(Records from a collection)
Start

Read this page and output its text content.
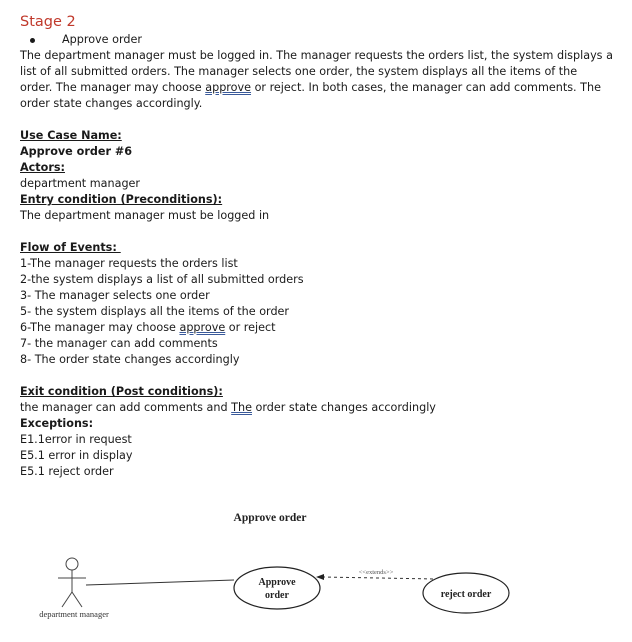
Stage 2
Approve order

The department manager must be logged in. The manager requests the orders list, the system displays a

list of all submitted orders. The manager selects one order, the system displays all the items of the

order. The manager may choose approve or reject. In both cases, the manager can add comments. The

order state changes accordingly.

Use Case Name:

Approve order #6

Actors:

department manager

Entry condition (Preconditions):

The department manager must be logged in

Flow of Events:

1-The manager requests the orders list

2-the system displays a list of all submitted orders

3- The manager selects one order

5- the system displays all the items of the order

6-The manager may choose approve or reject

7- the manager can add comments

8- The order state changes accordingly

Exit condition (Post conditions):

the manager can add comments and The order state changes accordingly

Exceptions:

E1.1error in request

E5.1 error in display

E5.1 reject order

Approve order
department manager
Approve
order
<<extends>>
reject order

End

Exercise objective: Skip every picture and transcribe the data above exactly.

Exercise response:
Read this page and output its text content.
Stage 2
Approve order

The department manager must be logged in. The manager requests the orders list, the system displays a

list of all submitted orders. The manager selects one order, the system displays all the items of the

order. The manager may choose approve or reject. In both cases, the manager can add comments. The

order state changes accordingly.

Use Case Name:

Approve order #6

Actors:

department manager

Entry condition (Preconditions):

The department manager must be logged in

Flow of Events:

1-The manager requests the orders list

2-the system displays a list of all submitted orders

3- The manager selects one order

5- the system displays all the items of the order

6-The manager may choose approve or reject

7- the manager can add comments

8- The order state changes accordingly

Exit condition (Post conditions):

the manager can add comments and The order state changes accordingly

Exceptions:

E1.1error in request

E5.1 error in display

E5.1 reject order

Approve order
department manager
Approve
order
<<extends>>
reject order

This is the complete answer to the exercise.